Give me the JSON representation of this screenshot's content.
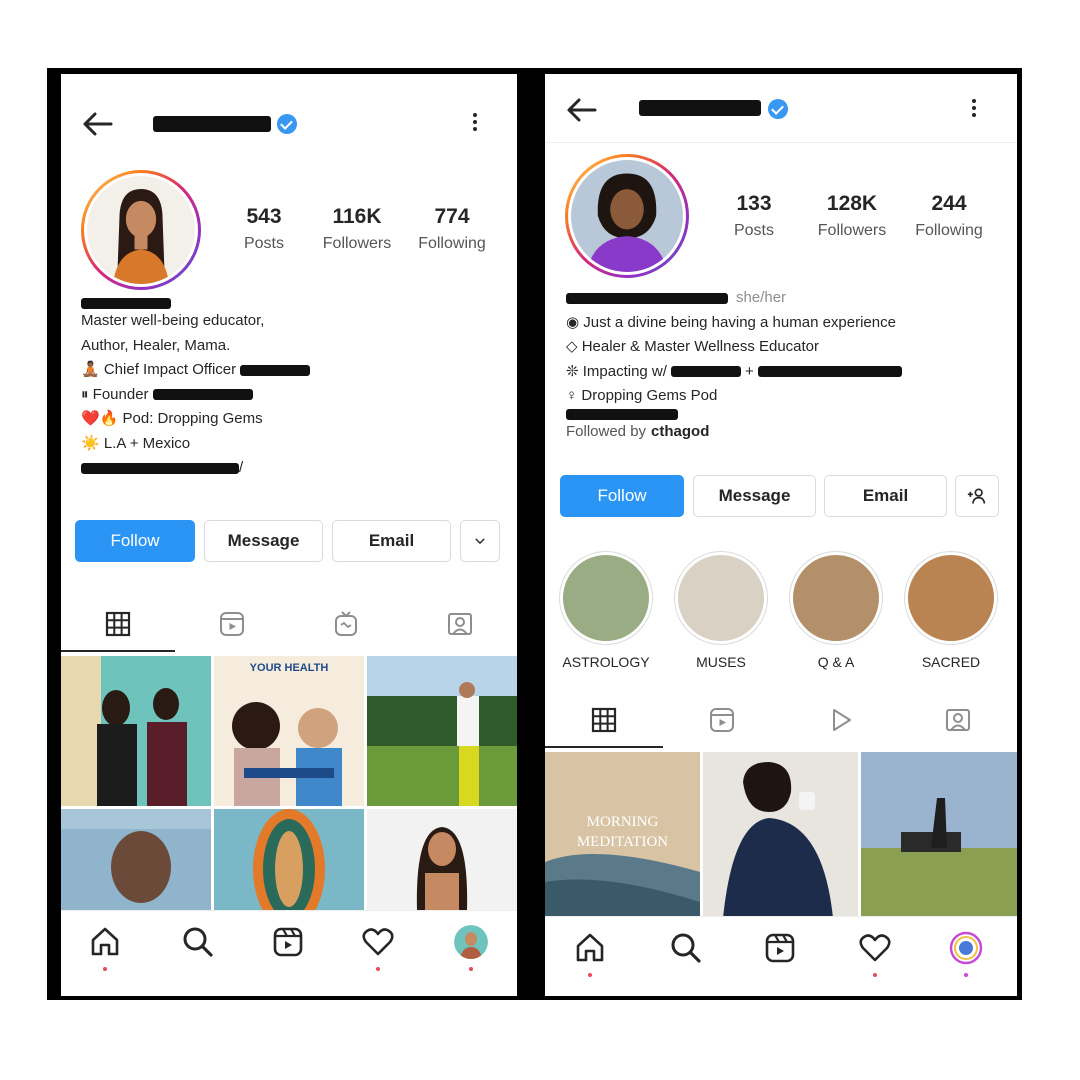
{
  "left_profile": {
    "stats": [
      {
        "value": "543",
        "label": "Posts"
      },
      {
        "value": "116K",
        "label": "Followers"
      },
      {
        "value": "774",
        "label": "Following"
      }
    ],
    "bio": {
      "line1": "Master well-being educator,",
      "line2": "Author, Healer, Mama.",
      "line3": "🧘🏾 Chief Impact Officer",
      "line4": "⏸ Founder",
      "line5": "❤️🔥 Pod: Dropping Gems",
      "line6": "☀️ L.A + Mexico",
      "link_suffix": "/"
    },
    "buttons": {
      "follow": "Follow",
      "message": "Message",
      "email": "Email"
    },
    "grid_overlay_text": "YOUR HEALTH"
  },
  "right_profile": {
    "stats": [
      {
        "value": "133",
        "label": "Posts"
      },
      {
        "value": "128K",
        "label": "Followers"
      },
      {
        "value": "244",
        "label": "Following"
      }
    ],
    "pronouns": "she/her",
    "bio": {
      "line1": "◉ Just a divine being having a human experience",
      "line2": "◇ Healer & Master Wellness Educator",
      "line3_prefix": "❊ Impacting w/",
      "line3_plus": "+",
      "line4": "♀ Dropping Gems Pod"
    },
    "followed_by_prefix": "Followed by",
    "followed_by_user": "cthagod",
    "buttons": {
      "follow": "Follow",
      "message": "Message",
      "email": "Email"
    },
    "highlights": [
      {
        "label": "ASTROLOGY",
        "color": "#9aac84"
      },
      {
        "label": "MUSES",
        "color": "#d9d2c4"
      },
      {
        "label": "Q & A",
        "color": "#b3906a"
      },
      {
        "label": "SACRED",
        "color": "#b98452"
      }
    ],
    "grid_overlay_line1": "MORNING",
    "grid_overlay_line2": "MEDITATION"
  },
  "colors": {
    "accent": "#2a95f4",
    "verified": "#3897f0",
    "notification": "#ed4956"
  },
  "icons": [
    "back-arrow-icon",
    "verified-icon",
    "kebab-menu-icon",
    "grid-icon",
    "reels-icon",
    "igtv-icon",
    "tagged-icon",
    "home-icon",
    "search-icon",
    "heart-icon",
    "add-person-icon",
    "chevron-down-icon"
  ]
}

·····

*Problem*. Every line of the data should be copied as it stands, without the images.

*Answer to this task*.
Give me the JSON representation of this screenshot's content.
{
  "left_profile": {
    "stats": [
      {
        "value": "543",
        "label": "Posts"
      },
      {
        "value": "116K",
        "label": "Followers"
      },
      {
        "value": "774",
        "label": "Following"
      }
    ],
    "bio": {
      "line1": "Master well-being educator,",
      "line2": "Author, Healer, Mama.",
      "line3": "🧘🏾 Chief Impact Officer",
      "line4": "⏸ Founder",
      "line5": "❤️🔥 Pod: Dropping Gems",
      "line6": "☀️ L.A + Mexico",
      "link_suffix": "/"
    },
    "buttons": {
      "follow": "Follow",
      "message": "Message",
      "email": "Email"
    },
    "grid_overlay_text": "YOUR HEALTH"
  },
  "right_profile": {
    "stats": [
      {
        "value": "133",
        "label": "Posts"
      },
      {
        "value": "128K",
        "label": "Followers"
      },
      {
        "value": "244",
        "label": "Following"
      }
    ],
    "pronouns": "she/her",
    "bio": {
      "line1": "◉ Just a divine being having a human experience",
      "line2": "◇ Healer & Master Wellness Educator",
      "line3_prefix": "❊ Impacting w/",
      "line3_plus": "+",
      "line4": "♀ Dropping Gems Pod"
    },
    "followed_by_prefix": "Followed by",
    "followed_by_user": "cthagod",
    "buttons": {
      "follow": "Follow",
      "message": "Message",
      "email": "Email"
    },
    "highlights": [
      {
        "label": "ASTROLOGY",
        "color": "#9aac84"
      },
      {
        "label": "MUSES",
        "color": "#d9d2c4"
      },
      {
        "label": "Q & A",
        "color": "#b3906a"
      },
      {
        "label": "SACRED",
        "color": "#b98452"
      }
    ],
    "grid_overlay_line1": "MORNING",
    "grid_overlay_line2": "MEDITATION"
  },
  "colors": {
    "accent": "#2a95f4",
    "verified": "#3897f0",
    "notification": "#ed4956"
  },
  "icons": [
    "back-arrow-icon",
    "verified-icon",
    "kebab-menu-icon",
    "grid-icon",
    "reels-icon",
    "igtv-icon",
    "tagged-icon",
    "home-icon",
    "search-icon",
    "heart-icon",
    "add-person-icon",
    "chevron-down-icon"
  ]
}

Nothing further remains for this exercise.